(Dataset rows)
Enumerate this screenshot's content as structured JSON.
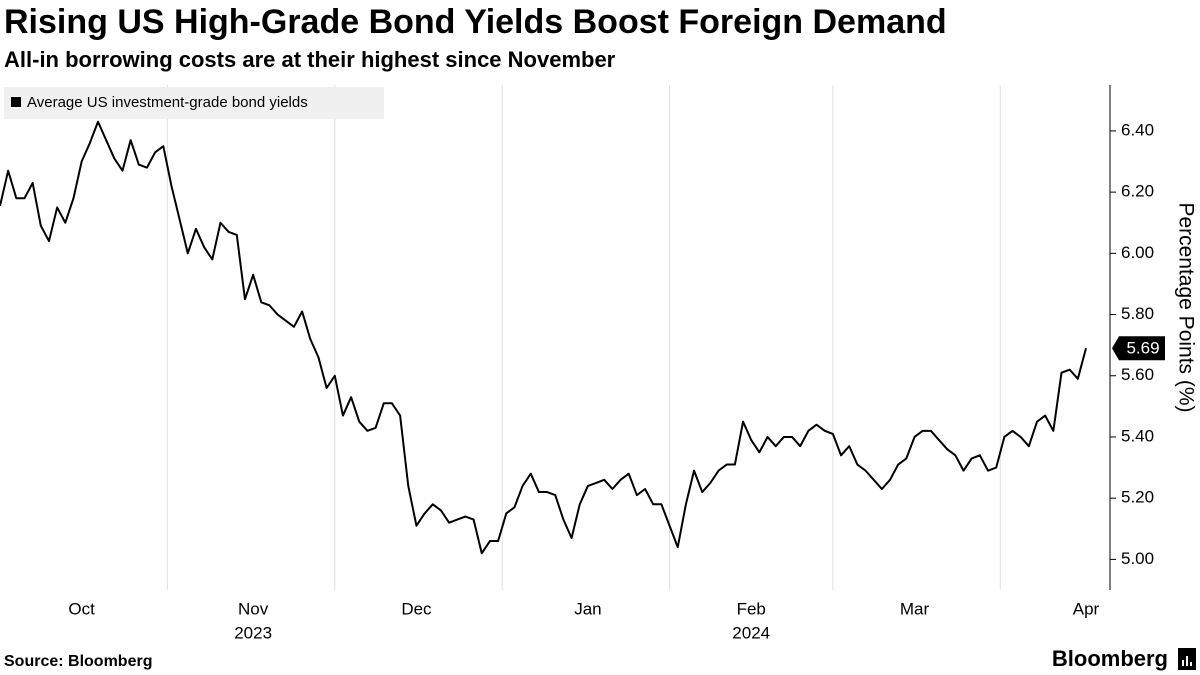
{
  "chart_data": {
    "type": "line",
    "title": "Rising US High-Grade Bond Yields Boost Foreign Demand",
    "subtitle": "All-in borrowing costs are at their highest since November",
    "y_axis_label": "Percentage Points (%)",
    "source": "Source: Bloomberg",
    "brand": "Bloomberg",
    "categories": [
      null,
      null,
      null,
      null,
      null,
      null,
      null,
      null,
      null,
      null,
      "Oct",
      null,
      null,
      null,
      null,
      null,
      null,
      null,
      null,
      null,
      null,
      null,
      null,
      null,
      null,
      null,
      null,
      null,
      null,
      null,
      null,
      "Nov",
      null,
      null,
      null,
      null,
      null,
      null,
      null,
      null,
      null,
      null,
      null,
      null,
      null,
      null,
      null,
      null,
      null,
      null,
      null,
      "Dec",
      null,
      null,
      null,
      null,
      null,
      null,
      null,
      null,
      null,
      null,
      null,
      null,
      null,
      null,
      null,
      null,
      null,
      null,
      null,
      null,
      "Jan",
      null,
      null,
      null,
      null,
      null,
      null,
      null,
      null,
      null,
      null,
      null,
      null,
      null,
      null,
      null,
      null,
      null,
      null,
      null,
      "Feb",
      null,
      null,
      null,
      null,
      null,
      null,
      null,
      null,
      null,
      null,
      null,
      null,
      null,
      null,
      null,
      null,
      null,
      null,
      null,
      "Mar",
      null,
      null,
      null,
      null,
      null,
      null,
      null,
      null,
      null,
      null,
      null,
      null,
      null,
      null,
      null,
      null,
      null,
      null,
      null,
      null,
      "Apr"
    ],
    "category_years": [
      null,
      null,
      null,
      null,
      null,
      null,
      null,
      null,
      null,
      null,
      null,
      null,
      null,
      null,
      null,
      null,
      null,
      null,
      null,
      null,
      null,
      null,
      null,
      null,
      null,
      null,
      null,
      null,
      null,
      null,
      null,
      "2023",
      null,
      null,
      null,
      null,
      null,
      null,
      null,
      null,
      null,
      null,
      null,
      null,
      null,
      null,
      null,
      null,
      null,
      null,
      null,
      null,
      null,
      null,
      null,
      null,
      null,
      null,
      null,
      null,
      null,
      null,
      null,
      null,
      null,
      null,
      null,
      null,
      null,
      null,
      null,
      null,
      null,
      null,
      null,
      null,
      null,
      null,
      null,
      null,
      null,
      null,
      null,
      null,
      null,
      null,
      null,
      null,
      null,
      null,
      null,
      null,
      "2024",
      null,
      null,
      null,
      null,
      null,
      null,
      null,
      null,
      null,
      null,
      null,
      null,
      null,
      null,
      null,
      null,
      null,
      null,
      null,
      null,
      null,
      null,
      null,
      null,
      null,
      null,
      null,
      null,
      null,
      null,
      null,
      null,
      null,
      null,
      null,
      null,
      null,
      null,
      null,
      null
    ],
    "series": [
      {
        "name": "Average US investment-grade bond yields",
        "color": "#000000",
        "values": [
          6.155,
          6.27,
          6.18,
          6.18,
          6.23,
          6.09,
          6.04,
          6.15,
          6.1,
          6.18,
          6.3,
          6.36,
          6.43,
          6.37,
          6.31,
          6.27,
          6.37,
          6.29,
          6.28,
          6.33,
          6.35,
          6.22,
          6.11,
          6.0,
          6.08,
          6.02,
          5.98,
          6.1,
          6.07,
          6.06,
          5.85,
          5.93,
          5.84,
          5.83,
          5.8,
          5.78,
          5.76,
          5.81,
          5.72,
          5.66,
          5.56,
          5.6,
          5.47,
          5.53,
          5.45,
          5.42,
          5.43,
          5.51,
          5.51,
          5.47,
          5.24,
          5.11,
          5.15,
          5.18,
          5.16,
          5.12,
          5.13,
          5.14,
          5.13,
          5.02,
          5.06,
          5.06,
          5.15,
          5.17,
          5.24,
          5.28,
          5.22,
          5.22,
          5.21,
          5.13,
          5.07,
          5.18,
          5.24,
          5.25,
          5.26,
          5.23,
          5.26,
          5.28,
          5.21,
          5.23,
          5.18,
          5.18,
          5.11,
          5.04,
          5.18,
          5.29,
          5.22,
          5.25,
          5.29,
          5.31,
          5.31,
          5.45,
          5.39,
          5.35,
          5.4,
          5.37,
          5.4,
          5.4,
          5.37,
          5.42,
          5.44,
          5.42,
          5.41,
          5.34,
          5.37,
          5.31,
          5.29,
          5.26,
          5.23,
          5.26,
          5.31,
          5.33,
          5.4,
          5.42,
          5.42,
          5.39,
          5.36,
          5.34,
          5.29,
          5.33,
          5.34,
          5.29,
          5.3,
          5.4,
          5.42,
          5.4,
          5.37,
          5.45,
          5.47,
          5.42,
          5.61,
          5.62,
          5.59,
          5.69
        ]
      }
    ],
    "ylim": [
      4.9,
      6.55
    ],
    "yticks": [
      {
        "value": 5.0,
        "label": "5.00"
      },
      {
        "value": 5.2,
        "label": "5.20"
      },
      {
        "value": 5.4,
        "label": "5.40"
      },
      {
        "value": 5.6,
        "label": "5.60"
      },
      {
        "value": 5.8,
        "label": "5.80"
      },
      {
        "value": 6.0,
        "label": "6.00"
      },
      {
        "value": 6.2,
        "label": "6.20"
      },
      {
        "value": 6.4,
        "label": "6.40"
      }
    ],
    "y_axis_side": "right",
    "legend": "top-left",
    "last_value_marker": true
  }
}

* * *

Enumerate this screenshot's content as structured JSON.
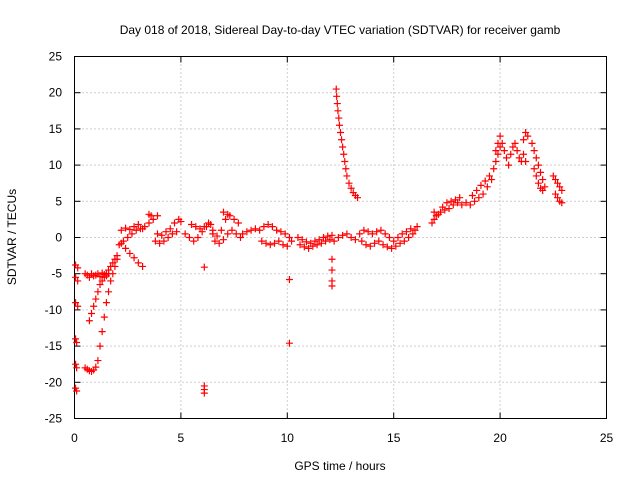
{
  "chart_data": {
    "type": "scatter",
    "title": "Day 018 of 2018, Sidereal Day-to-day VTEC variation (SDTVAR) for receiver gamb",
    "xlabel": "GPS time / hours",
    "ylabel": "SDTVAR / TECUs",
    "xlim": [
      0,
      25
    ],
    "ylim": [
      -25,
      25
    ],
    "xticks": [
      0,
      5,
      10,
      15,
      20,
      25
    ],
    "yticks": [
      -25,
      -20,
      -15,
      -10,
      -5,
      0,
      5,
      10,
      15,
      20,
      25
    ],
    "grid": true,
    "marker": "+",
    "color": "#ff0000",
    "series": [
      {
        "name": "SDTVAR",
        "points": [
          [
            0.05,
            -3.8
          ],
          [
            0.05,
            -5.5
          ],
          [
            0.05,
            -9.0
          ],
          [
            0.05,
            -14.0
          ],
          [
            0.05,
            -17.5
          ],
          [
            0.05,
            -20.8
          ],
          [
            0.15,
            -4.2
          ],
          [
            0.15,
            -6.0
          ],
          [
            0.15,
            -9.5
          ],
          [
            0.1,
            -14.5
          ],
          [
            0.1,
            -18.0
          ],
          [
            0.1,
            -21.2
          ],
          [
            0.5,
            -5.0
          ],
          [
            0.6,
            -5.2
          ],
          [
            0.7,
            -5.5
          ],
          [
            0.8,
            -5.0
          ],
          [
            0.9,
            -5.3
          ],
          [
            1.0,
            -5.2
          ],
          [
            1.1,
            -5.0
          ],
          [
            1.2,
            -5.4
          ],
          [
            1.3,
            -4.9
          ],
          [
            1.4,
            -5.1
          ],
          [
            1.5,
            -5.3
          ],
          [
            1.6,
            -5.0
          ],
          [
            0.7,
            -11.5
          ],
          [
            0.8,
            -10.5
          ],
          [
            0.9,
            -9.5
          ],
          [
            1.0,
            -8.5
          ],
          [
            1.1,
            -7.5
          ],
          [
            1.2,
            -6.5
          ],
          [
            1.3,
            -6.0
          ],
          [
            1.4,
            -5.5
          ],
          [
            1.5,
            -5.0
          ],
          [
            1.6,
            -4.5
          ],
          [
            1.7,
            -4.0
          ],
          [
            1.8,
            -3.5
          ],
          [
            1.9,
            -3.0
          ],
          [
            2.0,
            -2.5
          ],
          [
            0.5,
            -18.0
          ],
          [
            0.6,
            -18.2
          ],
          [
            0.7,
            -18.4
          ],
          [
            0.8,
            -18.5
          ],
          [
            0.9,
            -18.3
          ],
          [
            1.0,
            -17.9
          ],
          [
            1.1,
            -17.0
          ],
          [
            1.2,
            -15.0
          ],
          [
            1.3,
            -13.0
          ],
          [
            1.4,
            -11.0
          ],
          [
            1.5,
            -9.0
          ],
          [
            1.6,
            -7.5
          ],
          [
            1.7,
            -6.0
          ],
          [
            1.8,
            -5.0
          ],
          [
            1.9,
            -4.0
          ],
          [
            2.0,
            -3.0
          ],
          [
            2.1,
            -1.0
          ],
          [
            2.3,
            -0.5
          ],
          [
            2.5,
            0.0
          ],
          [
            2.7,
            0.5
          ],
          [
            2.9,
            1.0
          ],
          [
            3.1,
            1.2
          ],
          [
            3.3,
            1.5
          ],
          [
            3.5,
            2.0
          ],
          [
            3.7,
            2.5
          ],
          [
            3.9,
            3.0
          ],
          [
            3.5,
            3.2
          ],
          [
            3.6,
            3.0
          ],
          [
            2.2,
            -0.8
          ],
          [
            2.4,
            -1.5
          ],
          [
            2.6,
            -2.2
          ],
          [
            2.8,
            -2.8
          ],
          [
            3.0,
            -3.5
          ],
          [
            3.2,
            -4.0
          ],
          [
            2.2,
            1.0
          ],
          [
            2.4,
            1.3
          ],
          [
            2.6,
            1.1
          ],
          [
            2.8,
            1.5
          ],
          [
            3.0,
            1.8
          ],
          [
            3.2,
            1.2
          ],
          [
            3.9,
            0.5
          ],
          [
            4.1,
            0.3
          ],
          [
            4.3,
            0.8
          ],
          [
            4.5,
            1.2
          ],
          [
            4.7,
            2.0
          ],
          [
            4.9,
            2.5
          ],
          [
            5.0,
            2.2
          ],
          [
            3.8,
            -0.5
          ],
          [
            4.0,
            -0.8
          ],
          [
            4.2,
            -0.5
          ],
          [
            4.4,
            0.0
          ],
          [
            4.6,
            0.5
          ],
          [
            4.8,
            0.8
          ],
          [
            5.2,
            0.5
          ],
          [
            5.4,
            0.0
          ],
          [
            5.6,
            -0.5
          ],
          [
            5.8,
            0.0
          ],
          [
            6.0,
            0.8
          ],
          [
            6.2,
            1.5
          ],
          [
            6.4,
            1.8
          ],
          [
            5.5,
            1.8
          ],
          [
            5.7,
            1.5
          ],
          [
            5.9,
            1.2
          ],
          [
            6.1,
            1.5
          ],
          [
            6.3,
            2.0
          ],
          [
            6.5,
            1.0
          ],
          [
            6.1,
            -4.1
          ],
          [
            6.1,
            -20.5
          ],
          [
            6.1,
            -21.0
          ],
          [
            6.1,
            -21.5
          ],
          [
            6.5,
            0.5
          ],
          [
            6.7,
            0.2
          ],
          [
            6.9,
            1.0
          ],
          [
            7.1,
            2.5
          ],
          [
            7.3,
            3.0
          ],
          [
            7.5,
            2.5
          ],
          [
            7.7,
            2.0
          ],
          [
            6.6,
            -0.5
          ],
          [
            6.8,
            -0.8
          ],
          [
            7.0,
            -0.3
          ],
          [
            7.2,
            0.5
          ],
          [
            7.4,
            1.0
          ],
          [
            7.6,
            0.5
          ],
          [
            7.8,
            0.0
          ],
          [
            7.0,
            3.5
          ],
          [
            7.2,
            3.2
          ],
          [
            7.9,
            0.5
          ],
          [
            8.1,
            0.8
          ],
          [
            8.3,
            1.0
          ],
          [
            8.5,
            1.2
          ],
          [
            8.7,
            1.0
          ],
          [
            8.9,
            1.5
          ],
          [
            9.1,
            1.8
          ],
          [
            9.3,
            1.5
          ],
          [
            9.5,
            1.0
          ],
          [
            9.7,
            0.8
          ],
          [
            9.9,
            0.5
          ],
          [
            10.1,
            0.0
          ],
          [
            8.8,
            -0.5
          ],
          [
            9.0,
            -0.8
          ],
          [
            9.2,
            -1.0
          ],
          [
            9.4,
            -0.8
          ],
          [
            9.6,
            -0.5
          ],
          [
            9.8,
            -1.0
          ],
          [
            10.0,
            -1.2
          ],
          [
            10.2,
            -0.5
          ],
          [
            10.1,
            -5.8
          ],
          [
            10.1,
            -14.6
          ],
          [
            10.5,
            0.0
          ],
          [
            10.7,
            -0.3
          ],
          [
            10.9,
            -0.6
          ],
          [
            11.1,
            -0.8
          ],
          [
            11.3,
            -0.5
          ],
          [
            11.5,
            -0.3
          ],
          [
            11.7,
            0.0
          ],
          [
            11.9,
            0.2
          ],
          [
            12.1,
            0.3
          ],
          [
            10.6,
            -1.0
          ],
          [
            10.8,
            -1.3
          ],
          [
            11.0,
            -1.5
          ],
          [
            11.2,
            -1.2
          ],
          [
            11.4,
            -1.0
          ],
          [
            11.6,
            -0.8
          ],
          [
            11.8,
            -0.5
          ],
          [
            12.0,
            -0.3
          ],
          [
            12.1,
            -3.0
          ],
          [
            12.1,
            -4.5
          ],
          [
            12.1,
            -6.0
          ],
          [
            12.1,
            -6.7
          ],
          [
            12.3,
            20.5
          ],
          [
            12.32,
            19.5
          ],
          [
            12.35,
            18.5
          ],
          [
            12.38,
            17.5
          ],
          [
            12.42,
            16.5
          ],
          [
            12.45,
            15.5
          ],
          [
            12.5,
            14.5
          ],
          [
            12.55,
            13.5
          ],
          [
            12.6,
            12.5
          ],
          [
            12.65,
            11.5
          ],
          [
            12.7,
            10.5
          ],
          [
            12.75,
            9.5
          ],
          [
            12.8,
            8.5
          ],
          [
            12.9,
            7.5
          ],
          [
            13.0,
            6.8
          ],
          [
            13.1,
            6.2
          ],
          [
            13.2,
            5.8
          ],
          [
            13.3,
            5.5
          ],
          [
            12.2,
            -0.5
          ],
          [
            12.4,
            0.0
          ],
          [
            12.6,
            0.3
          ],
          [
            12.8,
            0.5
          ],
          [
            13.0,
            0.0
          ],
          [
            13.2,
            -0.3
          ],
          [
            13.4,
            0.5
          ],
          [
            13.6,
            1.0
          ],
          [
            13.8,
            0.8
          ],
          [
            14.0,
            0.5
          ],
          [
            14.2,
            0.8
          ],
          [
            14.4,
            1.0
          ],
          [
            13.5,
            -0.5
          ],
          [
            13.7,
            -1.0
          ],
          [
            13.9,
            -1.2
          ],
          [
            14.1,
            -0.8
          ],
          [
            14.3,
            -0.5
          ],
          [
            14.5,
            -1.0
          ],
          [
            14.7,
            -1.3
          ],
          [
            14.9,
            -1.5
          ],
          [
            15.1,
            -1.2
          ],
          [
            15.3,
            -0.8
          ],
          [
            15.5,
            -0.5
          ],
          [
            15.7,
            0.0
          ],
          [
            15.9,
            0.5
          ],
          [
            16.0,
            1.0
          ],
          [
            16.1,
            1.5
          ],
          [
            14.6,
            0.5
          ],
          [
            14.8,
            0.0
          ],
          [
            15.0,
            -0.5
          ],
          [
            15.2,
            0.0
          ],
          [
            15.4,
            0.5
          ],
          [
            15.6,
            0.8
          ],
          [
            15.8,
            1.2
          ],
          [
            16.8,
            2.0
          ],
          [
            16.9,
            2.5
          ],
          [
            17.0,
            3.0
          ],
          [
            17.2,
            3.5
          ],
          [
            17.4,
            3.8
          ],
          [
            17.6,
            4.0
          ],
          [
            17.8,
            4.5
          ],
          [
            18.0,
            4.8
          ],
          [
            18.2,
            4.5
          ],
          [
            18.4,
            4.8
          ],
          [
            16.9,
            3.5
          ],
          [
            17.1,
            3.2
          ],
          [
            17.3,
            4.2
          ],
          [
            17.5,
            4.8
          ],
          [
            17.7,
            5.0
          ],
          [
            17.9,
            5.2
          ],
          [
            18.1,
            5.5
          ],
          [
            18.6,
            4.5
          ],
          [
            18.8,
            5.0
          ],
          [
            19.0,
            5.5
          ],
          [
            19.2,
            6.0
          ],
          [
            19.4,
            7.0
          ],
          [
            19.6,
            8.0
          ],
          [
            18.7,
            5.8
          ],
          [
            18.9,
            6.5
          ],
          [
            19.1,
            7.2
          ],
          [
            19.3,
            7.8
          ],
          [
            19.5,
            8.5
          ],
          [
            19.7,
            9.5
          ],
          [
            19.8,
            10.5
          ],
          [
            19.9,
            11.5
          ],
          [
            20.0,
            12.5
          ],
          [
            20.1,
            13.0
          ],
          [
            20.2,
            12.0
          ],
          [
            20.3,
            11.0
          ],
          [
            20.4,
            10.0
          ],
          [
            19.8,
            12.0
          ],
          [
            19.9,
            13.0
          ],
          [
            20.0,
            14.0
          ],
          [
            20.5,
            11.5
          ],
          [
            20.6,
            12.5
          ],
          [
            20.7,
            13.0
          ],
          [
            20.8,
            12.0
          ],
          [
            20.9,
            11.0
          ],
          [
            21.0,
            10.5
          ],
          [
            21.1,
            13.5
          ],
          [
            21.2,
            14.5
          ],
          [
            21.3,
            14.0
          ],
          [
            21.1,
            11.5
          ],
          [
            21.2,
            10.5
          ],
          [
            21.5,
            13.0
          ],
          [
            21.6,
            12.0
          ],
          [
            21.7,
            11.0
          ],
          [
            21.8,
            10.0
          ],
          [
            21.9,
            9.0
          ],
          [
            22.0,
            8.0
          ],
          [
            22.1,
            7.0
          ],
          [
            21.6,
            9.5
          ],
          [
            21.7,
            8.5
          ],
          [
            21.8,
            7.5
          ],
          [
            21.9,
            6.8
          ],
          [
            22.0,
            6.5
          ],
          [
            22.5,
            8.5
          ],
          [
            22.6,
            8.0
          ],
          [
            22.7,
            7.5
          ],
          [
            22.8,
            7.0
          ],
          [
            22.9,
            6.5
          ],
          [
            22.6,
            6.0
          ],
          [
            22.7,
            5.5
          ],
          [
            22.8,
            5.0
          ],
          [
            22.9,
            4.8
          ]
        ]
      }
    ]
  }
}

Exercise brief:
Reply with nothing except the number of lines in the listing above that include the string "SDTVAR".

Right answer:
3